What the task asks – Omit the images, then output each of the records below exactly.

Dataset records –
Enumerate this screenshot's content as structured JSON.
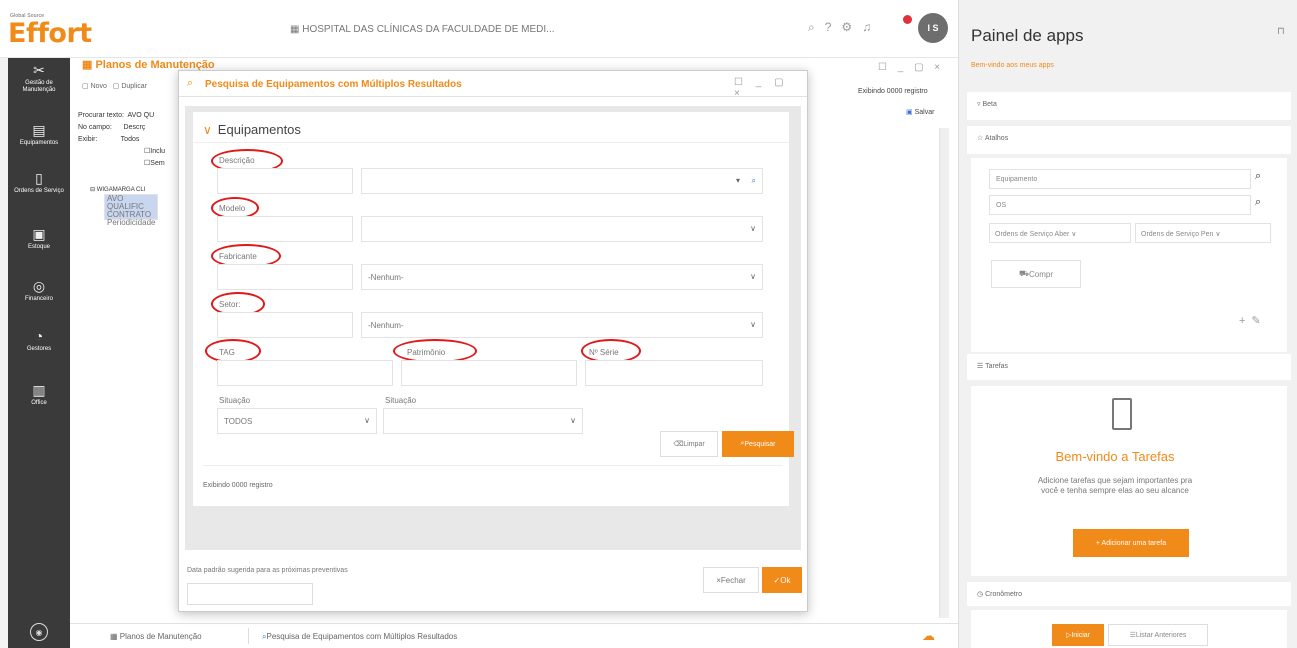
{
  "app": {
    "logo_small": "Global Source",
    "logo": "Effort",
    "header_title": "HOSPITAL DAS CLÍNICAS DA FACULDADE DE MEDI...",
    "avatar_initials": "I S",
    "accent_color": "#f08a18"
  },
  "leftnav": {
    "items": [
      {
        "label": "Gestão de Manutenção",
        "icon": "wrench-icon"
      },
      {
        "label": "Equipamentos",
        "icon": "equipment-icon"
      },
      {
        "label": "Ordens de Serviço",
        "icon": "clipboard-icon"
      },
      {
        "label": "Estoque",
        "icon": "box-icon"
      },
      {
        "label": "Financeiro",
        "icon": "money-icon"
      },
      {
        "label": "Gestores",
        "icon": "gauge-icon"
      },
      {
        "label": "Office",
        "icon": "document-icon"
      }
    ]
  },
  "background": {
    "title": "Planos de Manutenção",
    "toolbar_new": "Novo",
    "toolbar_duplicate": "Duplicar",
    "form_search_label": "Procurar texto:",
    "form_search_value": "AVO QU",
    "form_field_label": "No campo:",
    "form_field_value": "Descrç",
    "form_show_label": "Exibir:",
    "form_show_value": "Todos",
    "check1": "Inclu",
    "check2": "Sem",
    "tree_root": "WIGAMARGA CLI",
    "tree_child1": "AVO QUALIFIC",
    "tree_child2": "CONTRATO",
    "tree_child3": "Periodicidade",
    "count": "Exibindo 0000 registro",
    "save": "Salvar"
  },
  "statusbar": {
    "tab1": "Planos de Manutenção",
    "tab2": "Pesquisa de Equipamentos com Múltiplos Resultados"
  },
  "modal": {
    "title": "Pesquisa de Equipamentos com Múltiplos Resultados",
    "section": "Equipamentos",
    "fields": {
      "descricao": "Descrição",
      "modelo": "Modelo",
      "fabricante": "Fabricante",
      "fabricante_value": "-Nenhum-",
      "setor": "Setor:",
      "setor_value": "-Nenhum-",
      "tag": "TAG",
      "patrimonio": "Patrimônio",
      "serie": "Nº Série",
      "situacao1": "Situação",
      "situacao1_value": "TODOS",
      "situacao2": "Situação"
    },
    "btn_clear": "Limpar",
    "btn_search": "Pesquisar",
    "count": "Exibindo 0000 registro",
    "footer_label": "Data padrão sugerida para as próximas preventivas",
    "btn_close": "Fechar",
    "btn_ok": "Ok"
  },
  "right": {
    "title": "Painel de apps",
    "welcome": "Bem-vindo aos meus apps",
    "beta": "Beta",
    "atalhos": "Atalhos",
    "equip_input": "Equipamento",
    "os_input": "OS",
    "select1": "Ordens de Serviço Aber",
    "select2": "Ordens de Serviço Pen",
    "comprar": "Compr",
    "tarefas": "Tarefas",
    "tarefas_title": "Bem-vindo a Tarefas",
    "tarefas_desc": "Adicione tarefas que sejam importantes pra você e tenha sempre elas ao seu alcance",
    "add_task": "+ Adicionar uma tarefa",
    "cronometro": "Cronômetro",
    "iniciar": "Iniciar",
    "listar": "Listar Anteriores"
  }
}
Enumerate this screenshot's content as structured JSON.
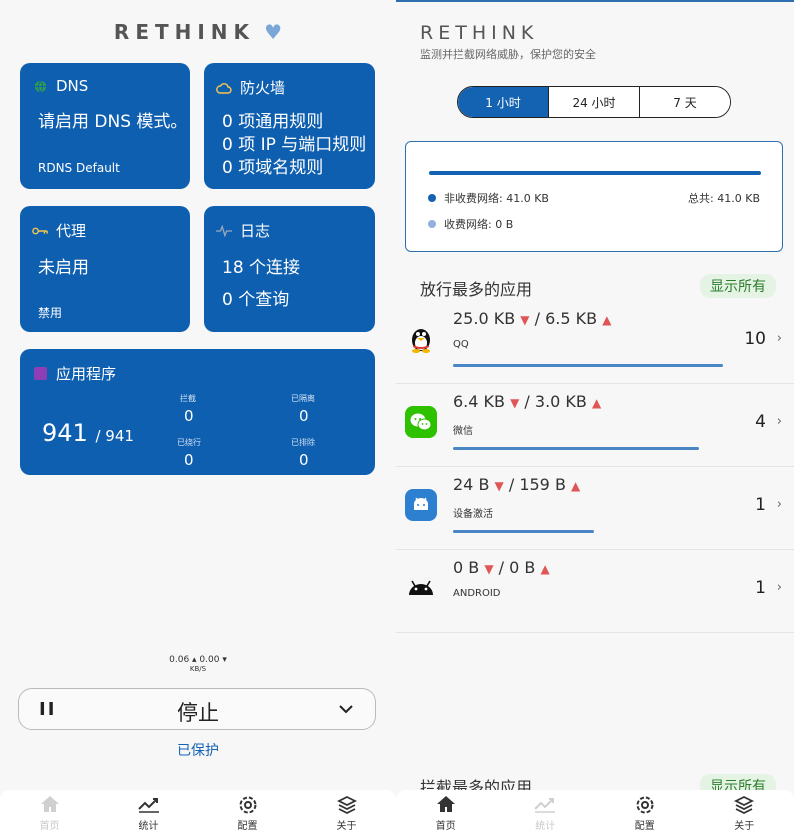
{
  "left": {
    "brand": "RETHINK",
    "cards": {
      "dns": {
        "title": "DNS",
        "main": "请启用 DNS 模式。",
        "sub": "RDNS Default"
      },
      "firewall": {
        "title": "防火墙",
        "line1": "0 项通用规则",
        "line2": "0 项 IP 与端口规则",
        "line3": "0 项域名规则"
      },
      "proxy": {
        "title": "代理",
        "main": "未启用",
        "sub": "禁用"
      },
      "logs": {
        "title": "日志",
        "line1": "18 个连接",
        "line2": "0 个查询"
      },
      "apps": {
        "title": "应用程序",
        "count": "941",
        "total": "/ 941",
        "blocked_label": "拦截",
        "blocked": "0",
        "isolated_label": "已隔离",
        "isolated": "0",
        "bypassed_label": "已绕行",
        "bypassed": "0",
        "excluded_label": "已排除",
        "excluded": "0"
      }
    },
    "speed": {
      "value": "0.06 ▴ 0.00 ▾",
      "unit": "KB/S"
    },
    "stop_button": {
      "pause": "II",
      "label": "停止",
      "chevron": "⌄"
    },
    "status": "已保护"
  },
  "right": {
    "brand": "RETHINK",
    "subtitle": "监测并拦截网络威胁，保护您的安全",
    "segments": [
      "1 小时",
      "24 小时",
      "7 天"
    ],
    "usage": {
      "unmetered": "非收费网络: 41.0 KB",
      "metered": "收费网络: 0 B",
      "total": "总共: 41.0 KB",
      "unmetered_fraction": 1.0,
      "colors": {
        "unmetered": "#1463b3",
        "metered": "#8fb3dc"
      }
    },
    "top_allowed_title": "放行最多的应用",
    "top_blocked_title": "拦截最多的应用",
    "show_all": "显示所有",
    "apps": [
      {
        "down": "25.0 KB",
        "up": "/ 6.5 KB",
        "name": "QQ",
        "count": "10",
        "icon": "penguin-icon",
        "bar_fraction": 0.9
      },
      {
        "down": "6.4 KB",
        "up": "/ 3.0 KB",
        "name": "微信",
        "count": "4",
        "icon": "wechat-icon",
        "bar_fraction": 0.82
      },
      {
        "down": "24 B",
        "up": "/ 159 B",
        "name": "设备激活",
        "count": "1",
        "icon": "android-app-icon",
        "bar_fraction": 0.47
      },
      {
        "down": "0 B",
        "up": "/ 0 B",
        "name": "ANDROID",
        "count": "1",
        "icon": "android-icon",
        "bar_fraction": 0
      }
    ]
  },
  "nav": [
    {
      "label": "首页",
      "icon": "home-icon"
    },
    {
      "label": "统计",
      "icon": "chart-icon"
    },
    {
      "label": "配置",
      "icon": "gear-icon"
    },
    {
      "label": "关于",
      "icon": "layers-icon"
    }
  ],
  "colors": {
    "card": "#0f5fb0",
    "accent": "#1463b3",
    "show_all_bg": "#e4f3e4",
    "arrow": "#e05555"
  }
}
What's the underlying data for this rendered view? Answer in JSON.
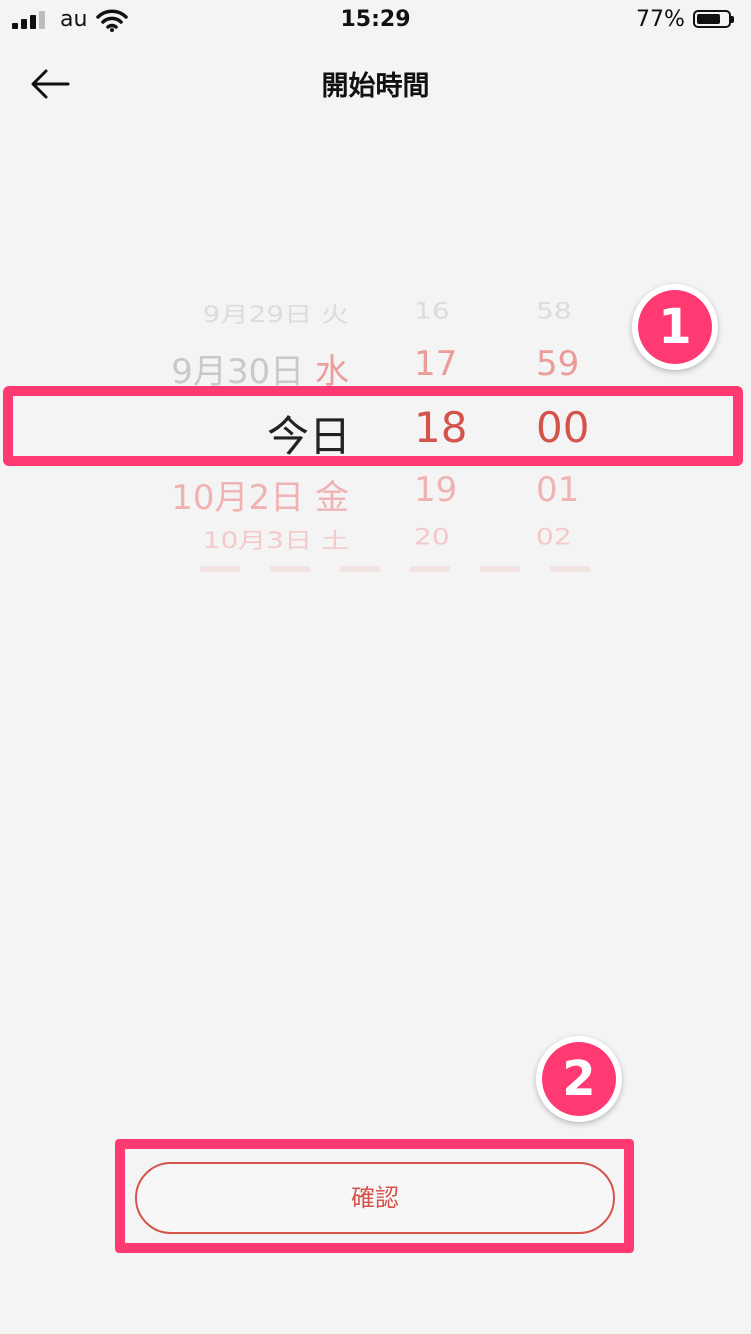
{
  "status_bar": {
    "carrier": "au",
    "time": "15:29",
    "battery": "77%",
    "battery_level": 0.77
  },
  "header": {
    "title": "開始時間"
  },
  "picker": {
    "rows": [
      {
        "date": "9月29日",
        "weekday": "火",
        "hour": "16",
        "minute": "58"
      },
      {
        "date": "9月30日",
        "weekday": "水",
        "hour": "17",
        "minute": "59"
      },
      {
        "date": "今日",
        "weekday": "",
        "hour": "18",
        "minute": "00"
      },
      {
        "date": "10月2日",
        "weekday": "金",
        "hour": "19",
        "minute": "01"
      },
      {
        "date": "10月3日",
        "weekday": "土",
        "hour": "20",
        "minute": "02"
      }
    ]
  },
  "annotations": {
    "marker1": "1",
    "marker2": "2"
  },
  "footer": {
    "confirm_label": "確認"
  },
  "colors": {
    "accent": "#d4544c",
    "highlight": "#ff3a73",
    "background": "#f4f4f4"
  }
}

Task solution –
Enumerate this screenshot's content as structured JSON.
{
  "app": {
    "logo_small": "Global Source",
    "logo": "Effort",
    "header_title": "HOSPITAL DAS CLÍNICAS DA FACULDADE DE MEDI...",
    "avatar_initials": "I S",
    "accent_color": "#f08a18"
  },
  "leftnav": {
    "items": [
      {
        "label": "Gestão de Manutenção",
        "icon": "wrench-icon"
      },
      {
        "label": "Equipamentos",
        "icon": "equipment-icon"
      },
      {
        "label": "Ordens de Serviço",
        "icon": "clipboard-icon"
      },
      {
        "label": "Estoque",
        "icon": "box-icon"
      },
      {
        "label": "Financeiro",
        "icon": "money-icon"
      },
      {
        "label": "Gestores",
        "icon": "gauge-icon"
      },
      {
        "label": "Office",
        "icon": "document-icon"
      }
    ]
  },
  "background": {
    "title": "Planos de Manutenção",
    "toolbar_new": "Novo",
    "toolbar_duplicate": "Duplicar",
    "form_search_label": "Procurar texto:",
    "form_search_value": "AVO QU",
    "form_field_label": "No campo:",
    "form_field_value": "Descrç",
    "form_show_label": "Exibir:",
    "form_show_value": "Todos",
    "check1": "Inclu",
    "check2": "Sem",
    "tree_root": "WIGAMARGA CLI",
    "tree_child1": "AVO QUALIFIC",
    "tree_child2": "CONTRATO",
    "tree_child3": "Periodicidade",
    "count": "Exibindo 0000 registro",
    "save": "Salvar"
  },
  "statusbar": {
    "tab1": "Planos de Manutenção",
    "tab2": "Pesquisa de Equipamentos com Múltiplos Resultados"
  },
  "modal": {
    "title": "Pesquisa de Equipamentos com Múltiplos Resultados",
    "section": "Equipamentos",
    "fields": {
      "descricao": "Descrição",
      "modelo": "Modelo",
      "fabricante": "Fabricante",
      "fabricante_value": "-Nenhum-",
      "setor": "Setor:",
      "setor_value": "-Nenhum-",
      "tag": "TAG",
      "patrimonio": "Patrimônio",
      "serie": "Nº Série",
      "situacao1": "Situação",
      "situacao1_value": "TODOS",
      "situacao2": "Situação"
    },
    "btn_clear": "Limpar",
    "btn_search": "Pesquisar",
    "count": "Exibindo 0000 registro",
    "footer_label": "Data padrão sugerida para as próximas preventivas",
    "btn_close": "Fechar",
    "btn_ok": "Ok"
  },
  "right": {
    "title": "Painel de apps",
    "welcome": "Bem-vindo aos meus apps",
    "beta": "Beta",
    "atalhos": "Atalhos",
    "equip_input": "Equipamento",
    "os_input": "OS",
    "select1": "Ordens de Serviço Aber",
    "select2": "Ordens de Serviço Pen",
    "comprar": "Compr",
    "tarefas": "Tarefas",
    "tarefas_title": "Bem-vindo a Tarefas",
    "tarefas_desc": "Adicione tarefas que sejam importantes pra você e tenha sempre elas ao seu alcance",
    "add_task": "+ Adicionar uma tarefa",
    "cronometro": "Cronômetro",
    "iniciar": "Iniciar",
    "listar": "Listar Anteriores"
  }
}
Enumerate this screenshot's content as structured JSON.
{
  "left": {
    "brand": "RETHINK",
    "cards": {
      "dns": {
        "title": "DNS",
        "main": "请启用 DNS 模式。",
        "sub": "RDNS Default"
      },
      "firewall": {
        "title": "防火墙",
        "line1": "0 项通用规则",
        "line2": "0 项 IP 与端口规则",
        "line3": "0 项域名规则"
      },
      "proxy": {
        "title": "代理",
        "main": "未启用",
        "sub": "禁用"
      },
      "logs": {
        "title": "日志",
        "line1": "18 个连接",
        "line2": "0 个查询"
      },
      "apps": {
        "title": "应用程序",
        "count": "941",
        "total": "/ 941",
        "blocked_label": "拦截",
        "blocked": "0",
        "isolated_label": "已隔离",
        "isolated": "0",
        "bypassed_label": "已绕行",
        "bypassed": "0",
        "excluded_label": "已排除",
        "excluded": "0"
      }
    },
    "speed": {
      "value": "0.06 ▴ 0.00 ▾",
      "unit": "KB/S"
    },
    "stop_button": {
      "pause": "II",
      "label": "停止",
      "chevron": "⌄"
    },
    "status": "已保护"
  },
  "right": {
    "brand": "RETHINK",
    "subtitle": "监测并拦截网络威胁，保护您的安全",
    "segments": [
      "1 小时",
      "24 小时",
      "7 天"
    ],
    "usage": {
      "unmetered": "非收费网络: 41.0 KB",
      "metered": "收费网络: 0 B",
      "total": "总共: 41.0 KB",
      "unmetered_fraction": 1.0,
      "colors": {
        "unmetered": "#1463b3",
        "metered": "#8fb3dc"
      }
    },
    "top_allowed_title": "放行最多的应用",
    "top_blocked_title": "拦截最多的应用",
    "show_all": "显示所有",
    "apps": [
      {
        "down": "25.0 KB",
        "up": "/ 6.5 KB",
        "name": "QQ",
        "count": "10",
        "icon": "penguin-icon",
        "bar_fraction": 0.9
      },
      {
        "down": "6.4 KB",
        "up": "/ 3.0 KB",
        "name": "微信",
        "count": "4",
        "icon": "wechat-icon",
        "bar_fraction": 0.82
      },
      {
        "down": "24 B",
        "up": "/ 159 B",
        "name": "设备激活",
        "count": "1",
        "icon": "android-app-icon",
        "bar_fraction": 0.47
      },
      {
        "down": "0 B",
        "up": "/ 0 B",
        "name": "ANDROID",
        "count": "1",
        "icon": "android-icon",
        "bar_fraction": 0
      }
    ]
  },
  "nav": [
    {
      "label": "首页",
      "icon": "home-icon"
    },
    {
      "label": "统计",
      "icon": "chart-icon"
    },
    {
      "label": "配置",
      "icon": "gear-icon"
    },
    {
      "label": "关于",
      "icon": "layers-icon"
    }
  ],
  "colors": {
    "card": "#0f5fb0",
    "accent": "#1463b3",
    "show_all_bg": "#e4f3e4",
    "arrow": "#e05555"
  }
}
What's the underlying data for this rendered view? Answer in JSON.
{
  "status_bar": {
    "carrier": "au",
    "time": "15:29",
    "battery": "77%",
    "battery_level": 0.77
  },
  "header": {
    "title": "開始時間"
  },
  "picker": {
    "rows": [
      {
        "date": "9月29日",
        "weekday": "火",
        "hour": "16",
        "minute": "58"
      },
      {
        "date": "9月30日",
        "weekday": "水",
        "hour": "17",
        "minute": "59"
      },
      {
        "date": "今日",
        "weekday": "",
        "hour": "18",
        "minute": "00"
      },
      {
        "date": "10月2日",
        "weekday": "金",
        "hour": "19",
        "minute": "01"
      },
      {
        "date": "10月3日",
        "weekday": "土",
        "hour": "20",
        "minute": "02"
      }
    ]
  },
  "annotations": {
    "marker1": "1",
    "marker2": "2"
  },
  "footer": {
    "confirm_label": "確認"
  },
  "colors": {
    "accent": "#d4544c",
    "highlight": "#ff3a73",
    "background": "#f4f4f4"
  }
}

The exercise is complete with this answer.